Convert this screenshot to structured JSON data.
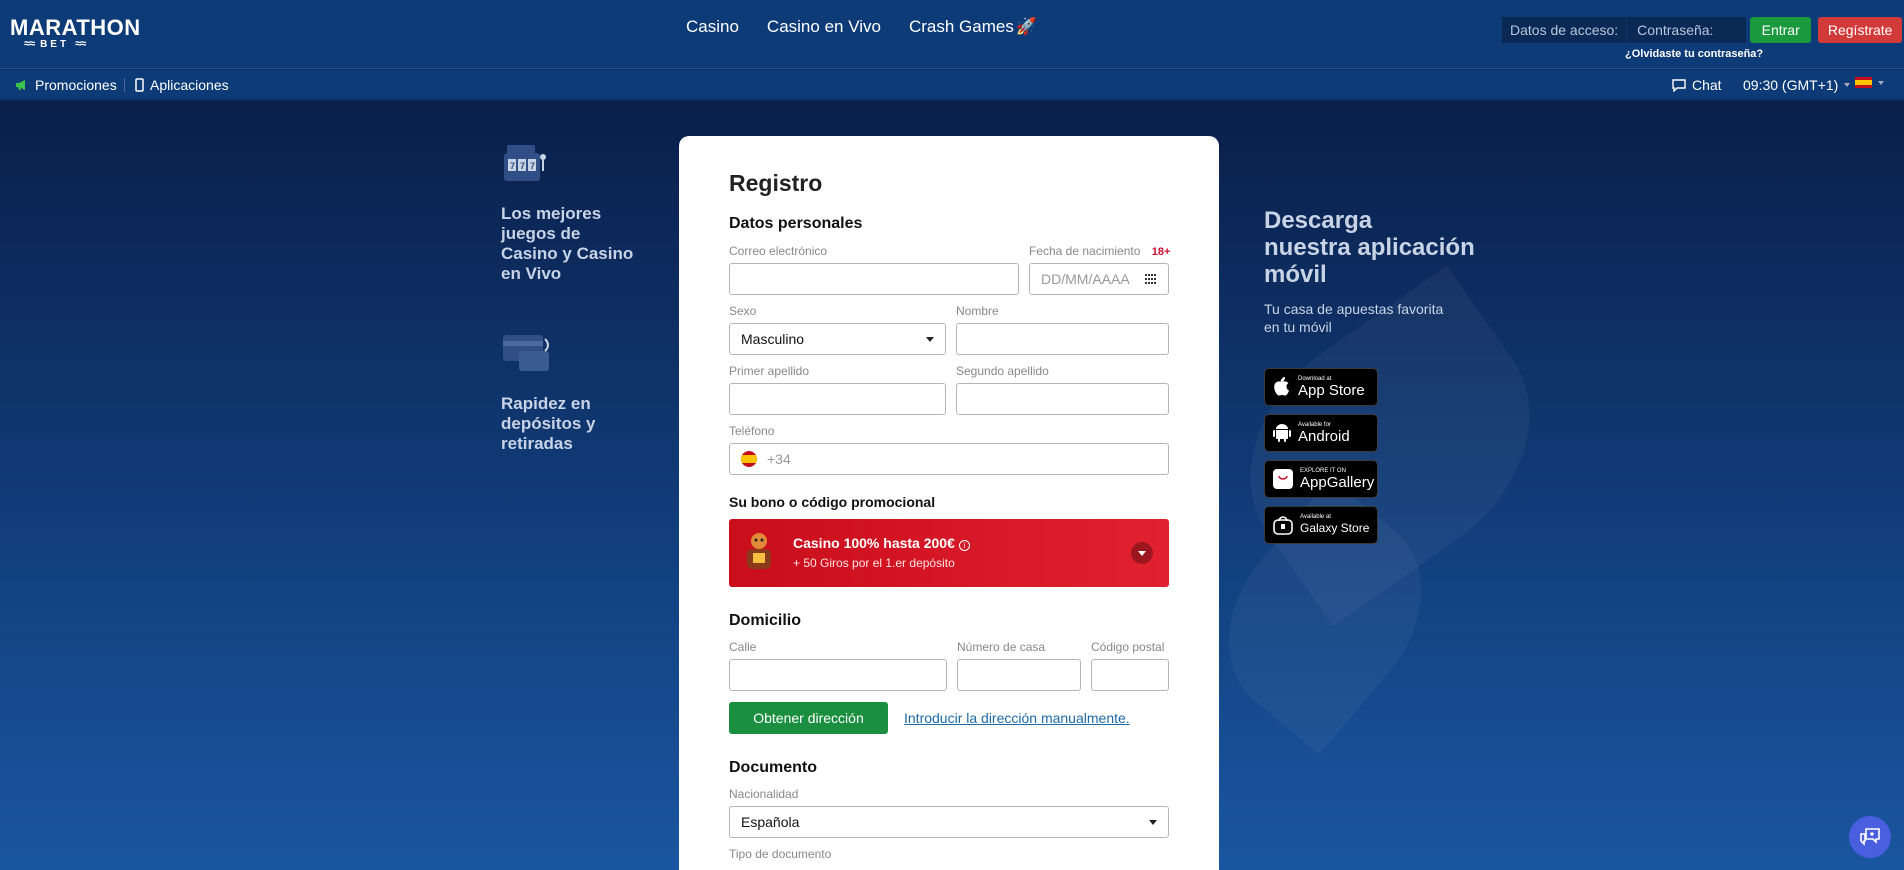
{
  "brand": {
    "name": "MARATHON",
    "sub": "BET"
  },
  "nav": {
    "items": [
      "Casino",
      "Casino en Vivo",
      "Crash Games"
    ]
  },
  "login": {
    "label": "Datos de acceso:",
    "password_placeholder": "Contraseña:",
    "enter": "Entrar",
    "register": "Regístrate",
    "forgot": "¿Olvidaste tu contraseña?"
  },
  "subnav": {
    "promotions": "Promociones",
    "apps": "Aplicaciones",
    "chat": "Chat",
    "time": "09:30 (GMT+1)"
  },
  "features": [
    {
      "text": "Los mejores juegos de Casino y Casino en Vivo",
      "icon": "slot-machine-icon"
    },
    {
      "text": "Rapidez en depósitos y retiradas",
      "icon": "cards-icon"
    }
  ],
  "form": {
    "title": "Registro",
    "personal": {
      "heading": "Datos personales",
      "email_label": "Correo electrónico",
      "birth_label": "Fecha de nacimiento",
      "age_badge": "18+",
      "birth_placeholder": "DD/MM/AAAA",
      "sex_label": "Sexo",
      "sex_value": "Masculino",
      "name_label": "Nombre",
      "surname1_label": "Primer apellido",
      "surname2_label": "Segundo apellido",
      "phone_label": "Teléfono",
      "phone_prefix": "+34"
    },
    "bonus": {
      "heading": "Su bono o código promocional",
      "title": "Casino 100% hasta 200€",
      "subtitle": "+ 50 Giros por el 1.er depósito"
    },
    "address": {
      "heading": "Domicilio",
      "street_label": "Calle",
      "house_label": "Número de casa",
      "zip_label": "Código postal",
      "get_address": "Obtener dirección",
      "manual": "Introducir la dirección manualmente."
    },
    "document": {
      "heading": "Documento",
      "nationality_label": "Nacionalidad",
      "nationality_value": "Española",
      "doc_type_label": "Tipo de documento"
    }
  },
  "download": {
    "title": "Descarga\nnuestra aplicación\nmóvil",
    "subtitle": "Tu casa de apuestas favorita\nen tu móvil",
    "stores": [
      {
        "small": "Download at",
        "big": "App Store",
        "icon": "apple-icon"
      },
      {
        "small": "Available for",
        "big": "Android",
        "icon": "android-icon"
      },
      {
        "small": "EXPLORE IT ON",
        "big": "AppGallery",
        "icon": "huawei-icon"
      },
      {
        "small": "Available at",
        "big": "Galaxy Store",
        "icon": "galaxy-store-icon"
      }
    ]
  },
  "colors": {
    "header": "#0c3b77",
    "green": "#1a9a3c",
    "red": "#d23a3a",
    "bonus_red": "#d4111f"
  }
}
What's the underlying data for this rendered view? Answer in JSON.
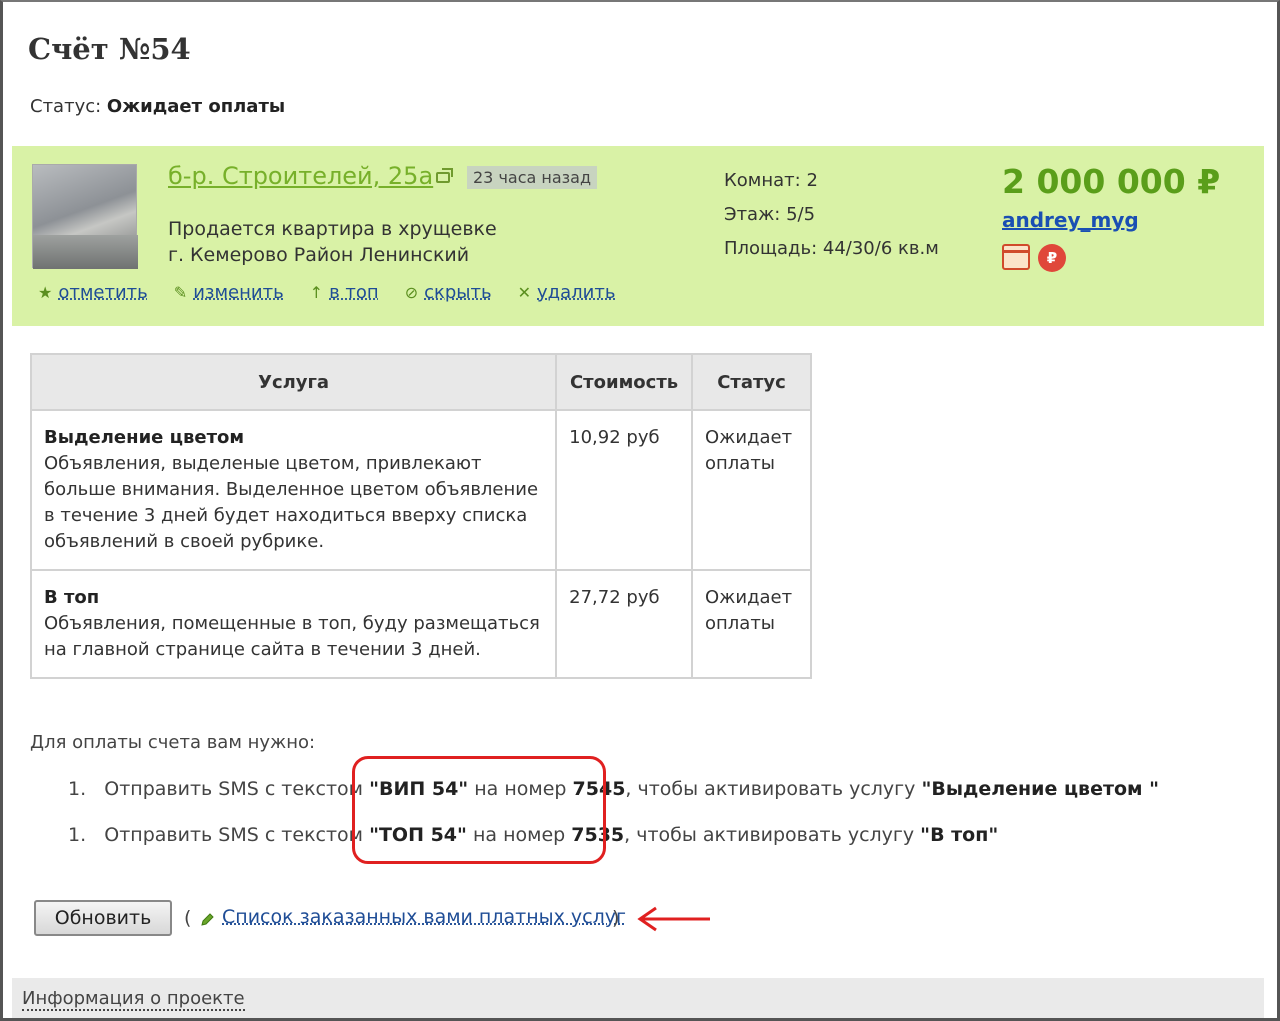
{
  "invoice": {
    "title": "Счёт №54",
    "status_label": "Статус: ",
    "status_value": "Ожидает оплаты"
  },
  "ad": {
    "address": "б-р. Строителей, 25а",
    "time_ago": "23 часа назад",
    "description_line1": "Продается квартира в хрущевке",
    "description_line2": "г. Кемерово Район Ленинский",
    "rooms": "Комнат: 2",
    "floor": "Этаж: 5/5",
    "area": "Площадь: 44/30/6 кв.м",
    "price": "2 000 000 ₽",
    "user": "andrey_myg",
    "rub_symbol": "₽",
    "actions": [
      {
        "icon": "star-icon",
        "glyph": "★",
        "label": "отметить"
      },
      {
        "icon": "edit-icon",
        "glyph": "✎",
        "label": "изменить"
      },
      {
        "icon": "arrow-up-icon",
        "glyph": "↑",
        "label": "в топ"
      },
      {
        "icon": "hide-icon",
        "glyph": "⊘",
        "label": "скрыть"
      },
      {
        "icon": "delete-icon",
        "glyph": "✕",
        "label": "удалить"
      }
    ]
  },
  "services_table": {
    "headers": [
      "Услуга",
      "Стоимость",
      "Статус"
    ],
    "rows": [
      {
        "name": "Выделение цветом",
        "description": "Объявления, выделеные цветом, привлекают больше внимания. Выделенное цветом объявление в течение 3 дней будет находиться вверху списка объявлений в своей рубрике.",
        "price": "10,92 руб",
        "status": "Ожидает оплаты"
      },
      {
        "name": "В топ",
        "description": "Объявления, помещенные в топ, буду размещаться на главной странице сайта в течении 3 дней.",
        "price": "27,72 руб",
        "status": "Ожидает оплаты"
      }
    ]
  },
  "payment": {
    "intro": "Для оплаты счета вам нужно:",
    "steps": [
      {
        "num": "1.",
        "prefix": "Отправить SMS с текстом ",
        "code": "\"ВИП 54\"",
        "mid": " на номер ",
        "number": "7545",
        "suffix": ", чтобы активировать услугу ",
        "service": "\"Выделение цветом \""
      },
      {
        "num": "1.",
        "prefix": "Отправить SMS с текстом ",
        "code": "\"ТОП 54\"",
        "mid": " на номер ",
        "number": "7535",
        "suffix": ", чтобы активировать услугу ",
        "service": "\"В топ\""
      }
    ]
  },
  "controls": {
    "refresh_label": "Обновить",
    "paren_open": "(",
    "paren_close": ")",
    "services_list_link": "Список заказанных вами платных услуг"
  },
  "footer": {
    "link": "Информация о проекте"
  },
  "colors": {
    "ad_background": "#d9f2a6",
    "price_green": "#5a9e1a",
    "link_blue": "#1f4d96",
    "highlight_red": "#e02020"
  }
}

■ **Aim of the task**: Copy each line in full and exactly, omitting any picture.

■ **Full response**:
Convert this screenshot to structured JSON data.
{
  "brand": {
    "name": "MARATHON",
    "sub": "BET"
  },
  "nav": {
    "items": [
      "Casino",
      "Casino en Vivo",
      "Crash Games"
    ]
  },
  "login": {
    "label": "Datos de acceso:",
    "password_placeholder": "Contraseña:",
    "enter": "Entrar",
    "register": "Regístrate",
    "forgot": "¿Olvidaste tu contraseña?"
  },
  "subnav": {
    "promotions": "Promociones",
    "apps": "Aplicaciones",
    "chat": "Chat",
    "time": "09:30 (GMT+1)"
  },
  "features": [
    {
      "text": "Los mejores juegos de Casino y Casino en Vivo",
      "icon": "slot-machine-icon"
    },
    {
      "text": "Rapidez en depósitos y retiradas",
      "icon": "cards-icon"
    }
  ],
  "form": {
    "title": "Registro",
    "personal": {
      "heading": "Datos personales",
      "email_label": "Correo electrónico",
      "birth_label": "Fecha de nacimiento",
      "age_badge": "18+",
      "birth_placeholder": "DD/MM/AAAA",
      "sex_label": "Sexo",
      "sex_value": "Masculino",
      "name_label": "Nombre",
      "surname1_label": "Primer apellido",
      "surname2_label": "Segundo apellido",
      "phone_label": "Teléfono",
      "phone_prefix": "+34"
    },
    "bonus": {
      "heading": "Su bono o código promocional",
      "title": "Casino 100% hasta 200€",
      "subtitle": "+ 50 Giros por el 1.er depósito"
    },
    "address": {
      "heading": "Domicilio",
      "street_label": "Calle",
      "house_label": "Número de casa",
      "zip_label": "Código postal",
      "get_address": "Obtener dirección",
      "manual": "Introducir la dirección manualmente."
    },
    "document": {
      "heading": "Documento",
      "nationality_label": "Nacionalidad",
      "nationality_value": "Española",
      "doc_type_label": "Tipo de documento"
    }
  },
  "download": {
    "title": "Descarga\nnuestra aplicación\nmóvil",
    "subtitle": "Tu casa de apuestas favorita\nen tu móvil",
    "stores": [
      {
        "small": "Download at",
        "big": "App Store",
        "icon": "apple-icon"
      },
      {
        "small": "Available for",
        "big": "Android",
        "icon": "android-icon"
      },
      {
        "small": "EXPLORE IT ON",
        "big": "AppGallery",
        "icon": "huawei-icon"
      },
      {
        "small": "Available at",
        "big": "Galaxy Store",
        "icon": "galaxy-store-icon"
      }
    ]
  },
  "colors": {
    "header": "#0c3b77",
    "green": "#1a9a3c",
    "red": "#d23a3a",
    "bonus_red": "#d4111f"
  }
}
What's the underlying data for this rendered view? Answer in JSON.
{
  "invoice": {
    "title": "Счёт №54",
    "status_label": "Статус: ",
    "status_value": "Ожидает оплаты"
  },
  "ad": {
    "address": "б-р. Строителей, 25а",
    "time_ago": "23 часа назад",
    "description_line1": "Продается квартира в хрущевке",
    "description_line2": "г. Кемерово Район Ленинский",
    "rooms": "Комнат: 2",
    "floor": "Этаж: 5/5",
    "area": "Площадь: 44/30/6 кв.м",
    "price": "2 000 000 ₽",
    "user": "andrey_myg",
    "rub_symbol": "₽",
    "actions": [
      {
        "icon": "star-icon",
        "glyph": "★",
        "label": "отметить"
      },
      {
        "icon": "edit-icon",
        "glyph": "✎",
        "label": "изменить"
      },
      {
        "icon": "arrow-up-icon",
        "glyph": "↑",
        "label": "в топ"
      },
      {
        "icon": "hide-icon",
        "glyph": "⊘",
        "label": "скрыть"
      },
      {
        "icon": "delete-icon",
        "glyph": "✕",
        "label": "удалить"
      }
    ]
  },
  "services_table": {
    "headers": [
      "Услуга",
      "Стоимость",
      "Статус"
    ],
    "rows": [
      {
        "name": "Выделение цветом",
        "description": "Объявления, выделеные цветом, привлекают больше внимания. Выделенное цветом объявление в течение 3 дней будет находиться вверху списка объявлений в своей рубрике.",
        "price": "10,92 руб",
        "status": "Ожидает оплаты"
      },
      {
        "name": "В топ",
        "description": "Объявления, помещенные в топ, буду размещаться на главной странице сайта в течении 3 дней.",
        "price": "27,72 руб",
        "status": "Ожидает оплаты"
      }
    ]
  },
  "payment": {
    "intro": "Для оплаты счета вам нужно:",
    "steps": [
      {
        "num": "1.",
        "prefix": "Отправить SMS с текстом ",
        "code": "\"ВИП 54\"",
        "mid": " на номер ",
        "number": "7545",
        "suffix": ", чтобы активировать услугу ",
        "service": "\"Выделение цветом \""
      },
      {
        "num": "1.",
        "prefix": "Отправить SMS с текстом ",
        "code": "\"ТОП 54\"",
        "mid": " на номер ",
        "number": "7535",
        "suffix": ", чтобы активировать услугу ",
        "service": "\"В топ\""
      }
    ]
  },
  "controls": {
    "refresh_label": "Обновить",
    "paren_open": "(",
    "paren_close": ")",
    "services_list_link": "Список заказанных вами платных услуг"
  },
  "footer": {
    "link": "Информация о проекте"
  },
  "colors": {
    "ad_background": "#d9f2a6",
    "price_green": "#5a9e1a",
    "link_blue": "#1f4d96",
    "highlight_red": "#e02020"
  }
}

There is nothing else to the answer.